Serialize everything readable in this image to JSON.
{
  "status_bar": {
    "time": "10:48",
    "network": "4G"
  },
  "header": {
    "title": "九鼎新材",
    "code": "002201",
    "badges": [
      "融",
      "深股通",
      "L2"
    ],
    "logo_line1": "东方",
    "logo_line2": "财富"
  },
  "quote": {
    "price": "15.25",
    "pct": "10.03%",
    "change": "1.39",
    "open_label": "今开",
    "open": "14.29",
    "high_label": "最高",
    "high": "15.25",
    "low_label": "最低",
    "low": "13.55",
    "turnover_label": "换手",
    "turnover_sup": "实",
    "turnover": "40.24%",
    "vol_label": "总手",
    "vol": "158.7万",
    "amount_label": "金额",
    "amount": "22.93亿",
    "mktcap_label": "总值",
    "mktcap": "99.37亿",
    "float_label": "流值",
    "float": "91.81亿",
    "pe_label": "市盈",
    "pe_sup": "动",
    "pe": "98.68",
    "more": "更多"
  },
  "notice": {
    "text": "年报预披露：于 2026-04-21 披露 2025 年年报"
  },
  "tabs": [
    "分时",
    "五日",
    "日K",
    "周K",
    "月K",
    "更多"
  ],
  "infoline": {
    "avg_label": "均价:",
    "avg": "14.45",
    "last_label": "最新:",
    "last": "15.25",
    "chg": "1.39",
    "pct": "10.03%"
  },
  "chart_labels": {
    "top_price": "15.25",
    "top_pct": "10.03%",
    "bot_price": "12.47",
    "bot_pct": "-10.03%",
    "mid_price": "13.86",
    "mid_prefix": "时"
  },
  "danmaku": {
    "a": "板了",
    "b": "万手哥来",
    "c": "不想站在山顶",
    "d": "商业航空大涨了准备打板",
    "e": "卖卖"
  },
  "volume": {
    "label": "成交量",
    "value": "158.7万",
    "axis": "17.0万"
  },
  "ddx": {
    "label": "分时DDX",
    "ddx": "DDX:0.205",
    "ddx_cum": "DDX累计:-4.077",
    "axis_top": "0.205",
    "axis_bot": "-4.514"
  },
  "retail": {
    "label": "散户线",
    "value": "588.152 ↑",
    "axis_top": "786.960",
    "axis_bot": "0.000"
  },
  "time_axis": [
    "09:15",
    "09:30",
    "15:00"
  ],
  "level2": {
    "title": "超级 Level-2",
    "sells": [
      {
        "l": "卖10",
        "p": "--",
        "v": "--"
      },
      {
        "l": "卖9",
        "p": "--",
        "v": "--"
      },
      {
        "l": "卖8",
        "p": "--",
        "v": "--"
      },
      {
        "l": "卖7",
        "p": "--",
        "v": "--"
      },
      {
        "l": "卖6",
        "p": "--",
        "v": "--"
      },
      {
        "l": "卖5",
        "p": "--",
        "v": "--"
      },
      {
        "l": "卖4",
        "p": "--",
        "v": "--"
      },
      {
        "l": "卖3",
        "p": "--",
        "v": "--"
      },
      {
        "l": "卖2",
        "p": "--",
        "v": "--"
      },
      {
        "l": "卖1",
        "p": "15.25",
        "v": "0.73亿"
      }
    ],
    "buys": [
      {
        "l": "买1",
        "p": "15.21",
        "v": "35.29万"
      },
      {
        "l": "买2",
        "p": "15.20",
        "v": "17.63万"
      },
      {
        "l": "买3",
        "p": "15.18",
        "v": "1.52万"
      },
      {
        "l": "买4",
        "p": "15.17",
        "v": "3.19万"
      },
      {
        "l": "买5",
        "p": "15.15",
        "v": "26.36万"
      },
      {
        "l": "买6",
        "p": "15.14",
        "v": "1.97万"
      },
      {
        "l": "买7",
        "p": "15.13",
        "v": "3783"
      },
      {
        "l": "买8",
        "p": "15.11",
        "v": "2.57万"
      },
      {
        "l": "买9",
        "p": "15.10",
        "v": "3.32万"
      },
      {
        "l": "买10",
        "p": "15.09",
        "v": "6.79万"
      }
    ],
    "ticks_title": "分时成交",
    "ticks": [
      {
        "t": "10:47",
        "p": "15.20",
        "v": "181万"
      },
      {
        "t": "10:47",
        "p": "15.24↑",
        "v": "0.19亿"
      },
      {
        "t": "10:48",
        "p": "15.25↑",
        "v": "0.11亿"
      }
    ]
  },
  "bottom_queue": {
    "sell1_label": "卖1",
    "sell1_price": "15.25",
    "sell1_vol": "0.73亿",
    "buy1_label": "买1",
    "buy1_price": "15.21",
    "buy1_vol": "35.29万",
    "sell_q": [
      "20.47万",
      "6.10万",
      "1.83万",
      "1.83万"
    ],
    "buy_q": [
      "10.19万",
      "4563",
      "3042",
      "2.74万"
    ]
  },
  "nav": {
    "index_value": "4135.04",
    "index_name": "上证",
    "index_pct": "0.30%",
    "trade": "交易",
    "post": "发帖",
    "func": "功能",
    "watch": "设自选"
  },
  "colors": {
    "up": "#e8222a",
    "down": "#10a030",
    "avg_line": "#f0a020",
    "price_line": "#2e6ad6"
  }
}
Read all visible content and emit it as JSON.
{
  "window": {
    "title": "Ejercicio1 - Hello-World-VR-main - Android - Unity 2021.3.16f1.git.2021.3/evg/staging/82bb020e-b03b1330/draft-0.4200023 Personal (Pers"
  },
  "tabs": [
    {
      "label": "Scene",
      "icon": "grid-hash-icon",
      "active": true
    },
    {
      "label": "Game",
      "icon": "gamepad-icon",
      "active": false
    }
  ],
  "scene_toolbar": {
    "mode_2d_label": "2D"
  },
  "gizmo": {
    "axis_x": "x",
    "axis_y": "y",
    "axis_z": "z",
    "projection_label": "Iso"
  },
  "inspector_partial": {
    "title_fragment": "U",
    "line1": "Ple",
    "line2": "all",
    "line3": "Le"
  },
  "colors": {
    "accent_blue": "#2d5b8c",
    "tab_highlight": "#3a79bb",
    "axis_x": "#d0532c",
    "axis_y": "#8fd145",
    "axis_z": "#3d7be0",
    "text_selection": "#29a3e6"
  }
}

■ The task
Locate the line that contains "Read all visible content and emit it as JSON.". Repeat it and every line after it, up to and including the final line, exactly.

■ Task answer
Read all visible content and emit it as JSON.
{
  "window": {
    "title": "Ejercicio1 - Hello-World-VR-main - Android - Unity 2021.3.16f1.git.2021.3/evg/staging/82bb020e-b03b1330/draft-0.4200023 Personal (Pers"
  },
  "tabs": [
    {
      "label": "Scene",
      "icon": "grid-hash-icon",
      "active": true
    },
    {
      "label": "Game",
      "icon": "gamepad-icon",
      "active": false
    }
  ],
  "scene_toolbar": {
    "mode_2d_label": "2D"
  },
  "gizmo": {
    "axis_x": "x",
    "axis_y": "y",
    "axis_z": "z",
    "projection_label": "Iso"
  },
  "inspector_partial": {
    "title_fragment": "U",
    "line1": "Ple",
    "line2": "all",
    "line3": "Le"
  },
  "colors": {
    "accent_blue": "#2d5b8c",
    "tab_highlight": "#3a79bb",
    "axis_x": "#d0532c",
    "axis_y": "#8fd145",
    "axis_z": "#3d7be0",
    "text_selection": "#29a3e6"
  }
}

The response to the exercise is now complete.